**Listed records:**
====================
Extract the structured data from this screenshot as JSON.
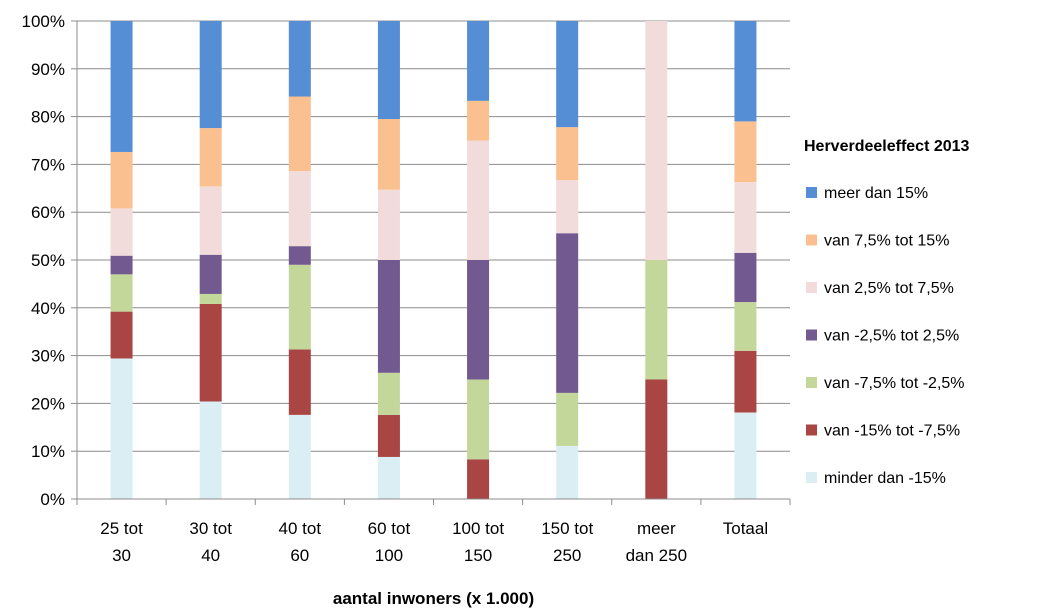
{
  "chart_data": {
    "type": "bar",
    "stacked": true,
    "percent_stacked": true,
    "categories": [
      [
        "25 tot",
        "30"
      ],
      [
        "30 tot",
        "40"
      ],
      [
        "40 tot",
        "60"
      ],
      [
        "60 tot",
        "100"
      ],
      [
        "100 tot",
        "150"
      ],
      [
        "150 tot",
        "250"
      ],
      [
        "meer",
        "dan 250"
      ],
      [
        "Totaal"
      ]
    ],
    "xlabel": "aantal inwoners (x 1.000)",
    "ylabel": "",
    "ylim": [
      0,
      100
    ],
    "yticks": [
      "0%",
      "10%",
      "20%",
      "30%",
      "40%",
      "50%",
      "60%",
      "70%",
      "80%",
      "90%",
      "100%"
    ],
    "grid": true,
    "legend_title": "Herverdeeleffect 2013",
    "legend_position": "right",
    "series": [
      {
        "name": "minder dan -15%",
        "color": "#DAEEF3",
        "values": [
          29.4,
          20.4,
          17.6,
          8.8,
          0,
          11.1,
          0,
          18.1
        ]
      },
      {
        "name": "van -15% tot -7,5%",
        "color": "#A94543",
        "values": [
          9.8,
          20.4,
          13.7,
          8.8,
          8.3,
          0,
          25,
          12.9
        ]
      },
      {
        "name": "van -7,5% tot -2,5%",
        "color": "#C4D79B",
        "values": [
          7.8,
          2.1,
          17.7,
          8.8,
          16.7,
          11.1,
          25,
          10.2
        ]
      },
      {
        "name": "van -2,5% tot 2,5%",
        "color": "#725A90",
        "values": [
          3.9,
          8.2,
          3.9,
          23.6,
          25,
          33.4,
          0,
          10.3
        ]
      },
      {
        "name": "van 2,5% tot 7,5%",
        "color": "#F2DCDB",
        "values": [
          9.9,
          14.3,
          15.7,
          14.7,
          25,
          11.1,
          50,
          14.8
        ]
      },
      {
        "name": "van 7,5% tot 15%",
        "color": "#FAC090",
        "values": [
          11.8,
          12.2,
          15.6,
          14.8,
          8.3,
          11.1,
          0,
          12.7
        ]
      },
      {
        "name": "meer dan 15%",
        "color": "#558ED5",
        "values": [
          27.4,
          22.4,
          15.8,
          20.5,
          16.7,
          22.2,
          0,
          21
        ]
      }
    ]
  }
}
====================
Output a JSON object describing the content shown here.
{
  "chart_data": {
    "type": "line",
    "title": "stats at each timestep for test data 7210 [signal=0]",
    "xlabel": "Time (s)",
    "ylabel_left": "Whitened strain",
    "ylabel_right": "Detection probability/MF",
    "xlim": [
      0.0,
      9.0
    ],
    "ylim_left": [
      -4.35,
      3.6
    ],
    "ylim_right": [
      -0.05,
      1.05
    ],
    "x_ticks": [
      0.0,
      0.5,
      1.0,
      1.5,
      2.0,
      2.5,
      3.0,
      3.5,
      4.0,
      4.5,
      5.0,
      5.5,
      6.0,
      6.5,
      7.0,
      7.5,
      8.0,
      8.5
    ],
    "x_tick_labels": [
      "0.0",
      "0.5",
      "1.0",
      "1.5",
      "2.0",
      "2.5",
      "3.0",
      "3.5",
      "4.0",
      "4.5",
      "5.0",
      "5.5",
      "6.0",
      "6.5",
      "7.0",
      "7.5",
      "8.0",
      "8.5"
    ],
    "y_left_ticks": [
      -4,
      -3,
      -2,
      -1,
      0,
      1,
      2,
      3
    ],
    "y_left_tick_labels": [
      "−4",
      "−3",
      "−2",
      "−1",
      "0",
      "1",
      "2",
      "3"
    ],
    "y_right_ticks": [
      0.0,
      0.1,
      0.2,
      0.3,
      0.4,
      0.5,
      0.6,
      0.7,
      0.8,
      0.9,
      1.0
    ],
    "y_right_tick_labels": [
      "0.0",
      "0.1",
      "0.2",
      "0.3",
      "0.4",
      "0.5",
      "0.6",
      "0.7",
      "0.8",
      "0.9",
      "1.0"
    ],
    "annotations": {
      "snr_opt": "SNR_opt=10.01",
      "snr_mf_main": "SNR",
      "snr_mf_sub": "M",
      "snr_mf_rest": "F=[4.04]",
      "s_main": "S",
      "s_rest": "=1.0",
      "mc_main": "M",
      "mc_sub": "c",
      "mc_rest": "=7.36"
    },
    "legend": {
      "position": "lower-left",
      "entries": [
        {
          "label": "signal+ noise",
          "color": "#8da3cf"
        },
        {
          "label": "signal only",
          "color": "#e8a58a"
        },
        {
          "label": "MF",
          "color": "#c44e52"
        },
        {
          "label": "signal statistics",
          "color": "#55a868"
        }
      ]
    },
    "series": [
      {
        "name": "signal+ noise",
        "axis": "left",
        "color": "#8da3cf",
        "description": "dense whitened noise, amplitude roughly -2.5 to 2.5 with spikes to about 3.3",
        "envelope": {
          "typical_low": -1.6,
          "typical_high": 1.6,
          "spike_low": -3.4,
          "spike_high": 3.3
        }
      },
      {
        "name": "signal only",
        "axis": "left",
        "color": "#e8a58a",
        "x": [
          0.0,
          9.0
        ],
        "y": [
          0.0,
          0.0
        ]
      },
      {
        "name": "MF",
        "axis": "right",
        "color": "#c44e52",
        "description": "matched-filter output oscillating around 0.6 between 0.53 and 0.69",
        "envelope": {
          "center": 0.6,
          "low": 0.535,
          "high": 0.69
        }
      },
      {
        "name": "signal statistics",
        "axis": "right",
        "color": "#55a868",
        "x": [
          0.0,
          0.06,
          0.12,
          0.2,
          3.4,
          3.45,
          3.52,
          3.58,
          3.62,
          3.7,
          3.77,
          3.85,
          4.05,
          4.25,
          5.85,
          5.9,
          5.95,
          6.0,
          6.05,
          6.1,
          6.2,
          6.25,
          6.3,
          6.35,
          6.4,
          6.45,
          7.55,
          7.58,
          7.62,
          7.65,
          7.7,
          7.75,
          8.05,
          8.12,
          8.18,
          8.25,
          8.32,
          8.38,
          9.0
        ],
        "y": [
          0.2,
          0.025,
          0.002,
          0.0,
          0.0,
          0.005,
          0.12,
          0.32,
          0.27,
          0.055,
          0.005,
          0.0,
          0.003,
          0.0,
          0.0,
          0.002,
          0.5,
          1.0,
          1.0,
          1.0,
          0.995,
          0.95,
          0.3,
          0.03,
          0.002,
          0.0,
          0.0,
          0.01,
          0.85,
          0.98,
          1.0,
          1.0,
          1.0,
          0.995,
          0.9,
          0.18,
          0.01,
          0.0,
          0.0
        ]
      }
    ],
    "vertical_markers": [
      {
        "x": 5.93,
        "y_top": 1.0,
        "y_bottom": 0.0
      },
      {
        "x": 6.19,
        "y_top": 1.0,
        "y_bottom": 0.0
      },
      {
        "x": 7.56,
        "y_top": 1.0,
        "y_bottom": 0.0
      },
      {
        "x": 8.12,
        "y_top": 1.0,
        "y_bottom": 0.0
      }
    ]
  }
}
====================
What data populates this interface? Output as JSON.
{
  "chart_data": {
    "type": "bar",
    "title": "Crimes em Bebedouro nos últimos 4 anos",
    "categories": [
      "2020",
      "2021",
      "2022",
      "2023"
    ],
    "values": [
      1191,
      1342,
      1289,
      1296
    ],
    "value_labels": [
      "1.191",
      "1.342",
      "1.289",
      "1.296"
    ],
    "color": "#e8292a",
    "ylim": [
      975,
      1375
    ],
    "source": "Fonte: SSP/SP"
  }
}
====================
**Request:** Copy each line of the listing in which the word "true" can be found.

**Task result:**
    "stacked": true,
    "percent_stacked": true,
    "grid": true,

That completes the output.